§ **Task goal**
Omit all pictures and give the records below again exactly as written.

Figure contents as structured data
>>>>>

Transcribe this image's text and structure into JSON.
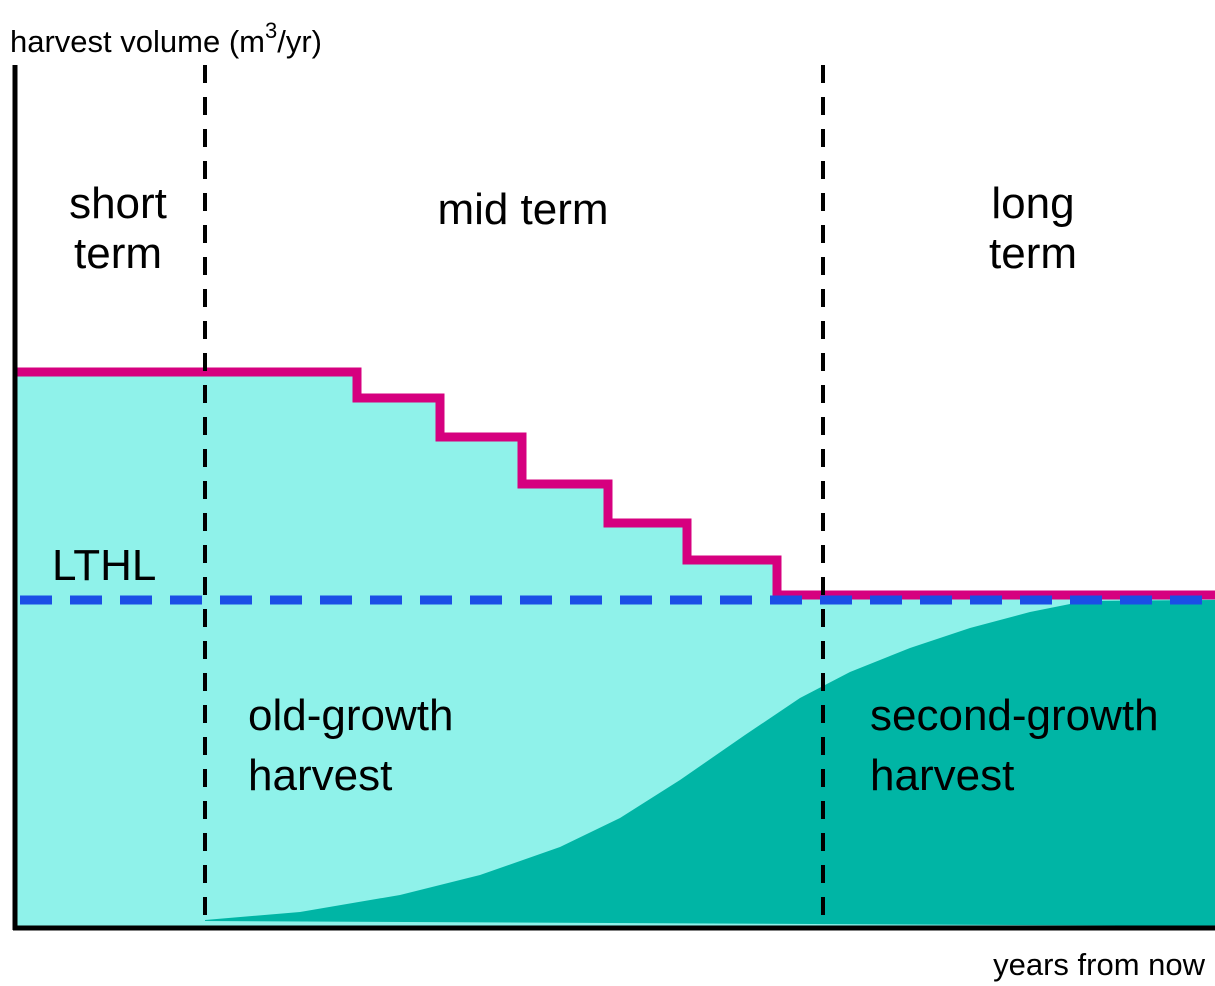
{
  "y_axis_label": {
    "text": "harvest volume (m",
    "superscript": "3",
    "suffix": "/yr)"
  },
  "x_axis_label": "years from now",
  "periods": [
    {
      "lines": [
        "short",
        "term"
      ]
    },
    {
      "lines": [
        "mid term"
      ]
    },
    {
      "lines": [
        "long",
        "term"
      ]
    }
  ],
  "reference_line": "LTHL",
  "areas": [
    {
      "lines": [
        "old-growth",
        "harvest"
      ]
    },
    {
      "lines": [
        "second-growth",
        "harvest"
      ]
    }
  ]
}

<<<<<

§ **Correct result**
Transcribe this image's text and structure into JSON.
{
  "y_axis_label": {
    "text": "harvest volume (m",
    "superscript": "3",
    "suffix": "/yr)"
  },
  "x_axis_label": "years from now",
  "periods": [
    {
      "lines": [
        "short",
        "term"
      ]
    },
    {
      "lines": [
        "mid term"
      ]
    },
    {
      "lines": [
        "long",
        "term"
      ]
    }
  ],
  "reference_line": "LTHL",
  "areas": [
    {
      "lines": [
        "old-growth",
        "harvest"
      ]
    },
    {
      "lines": [
        "second-growth",
        "harvest"
      ]
    }
  ]
}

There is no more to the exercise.